DIRECTIONS: Copy every line in the records below that contains the word "color".

GIVEN RECORDS:

◆ ◆ ◆ ◆ ◆ ◆ ◆

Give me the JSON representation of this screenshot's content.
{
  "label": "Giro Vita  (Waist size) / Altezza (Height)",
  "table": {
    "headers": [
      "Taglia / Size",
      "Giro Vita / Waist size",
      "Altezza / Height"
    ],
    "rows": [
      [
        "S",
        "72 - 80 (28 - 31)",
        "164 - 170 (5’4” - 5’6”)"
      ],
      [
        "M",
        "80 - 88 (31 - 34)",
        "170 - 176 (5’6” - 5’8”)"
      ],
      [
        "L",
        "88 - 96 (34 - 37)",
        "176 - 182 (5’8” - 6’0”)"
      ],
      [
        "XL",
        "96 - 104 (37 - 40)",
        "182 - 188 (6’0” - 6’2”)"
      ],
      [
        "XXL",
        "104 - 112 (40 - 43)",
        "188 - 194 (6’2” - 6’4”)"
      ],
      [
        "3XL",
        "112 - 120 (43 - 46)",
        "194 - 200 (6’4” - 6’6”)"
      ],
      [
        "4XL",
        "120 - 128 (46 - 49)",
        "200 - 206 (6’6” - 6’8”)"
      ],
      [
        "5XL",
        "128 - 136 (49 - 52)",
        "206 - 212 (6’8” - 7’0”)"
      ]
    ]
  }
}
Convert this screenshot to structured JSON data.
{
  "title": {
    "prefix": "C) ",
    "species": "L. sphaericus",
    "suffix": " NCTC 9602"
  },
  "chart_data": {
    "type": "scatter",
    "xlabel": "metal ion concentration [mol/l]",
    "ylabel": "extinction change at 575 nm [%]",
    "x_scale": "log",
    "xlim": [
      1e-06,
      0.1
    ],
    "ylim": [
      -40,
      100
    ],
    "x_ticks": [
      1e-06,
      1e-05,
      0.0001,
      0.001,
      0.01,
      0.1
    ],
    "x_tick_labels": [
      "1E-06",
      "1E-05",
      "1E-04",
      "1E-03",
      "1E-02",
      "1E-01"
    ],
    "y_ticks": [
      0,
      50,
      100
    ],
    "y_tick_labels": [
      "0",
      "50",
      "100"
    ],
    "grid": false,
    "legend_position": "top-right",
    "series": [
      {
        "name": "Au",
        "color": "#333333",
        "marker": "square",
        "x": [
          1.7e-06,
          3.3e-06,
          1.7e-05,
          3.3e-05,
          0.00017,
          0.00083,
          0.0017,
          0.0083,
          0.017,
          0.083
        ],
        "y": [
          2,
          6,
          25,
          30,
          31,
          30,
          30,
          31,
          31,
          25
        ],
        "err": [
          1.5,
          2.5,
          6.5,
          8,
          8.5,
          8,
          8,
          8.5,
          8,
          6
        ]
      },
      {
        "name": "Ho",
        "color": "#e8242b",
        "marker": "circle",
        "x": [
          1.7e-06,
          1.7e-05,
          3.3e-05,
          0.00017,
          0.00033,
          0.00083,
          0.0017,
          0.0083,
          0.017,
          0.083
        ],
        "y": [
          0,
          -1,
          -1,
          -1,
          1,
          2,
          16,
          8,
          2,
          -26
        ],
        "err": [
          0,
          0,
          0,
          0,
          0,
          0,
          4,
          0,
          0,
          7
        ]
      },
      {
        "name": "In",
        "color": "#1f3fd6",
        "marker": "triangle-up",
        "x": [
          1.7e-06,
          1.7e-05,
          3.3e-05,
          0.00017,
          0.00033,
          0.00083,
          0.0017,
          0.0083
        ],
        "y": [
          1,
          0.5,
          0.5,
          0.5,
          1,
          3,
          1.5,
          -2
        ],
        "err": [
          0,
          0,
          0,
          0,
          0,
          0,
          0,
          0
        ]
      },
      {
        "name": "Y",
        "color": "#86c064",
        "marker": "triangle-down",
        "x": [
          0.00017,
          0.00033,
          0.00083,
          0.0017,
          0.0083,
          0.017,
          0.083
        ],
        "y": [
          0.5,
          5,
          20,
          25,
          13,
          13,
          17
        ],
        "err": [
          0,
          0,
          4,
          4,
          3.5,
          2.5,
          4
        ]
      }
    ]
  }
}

◆ ◆ ◆ ◆ ◆ ◆ ◆

ANSWER:
        "color": "#333333",
        "color": "#e8242b",
        "color": "#1f3fd6",
        "color": "#86c064",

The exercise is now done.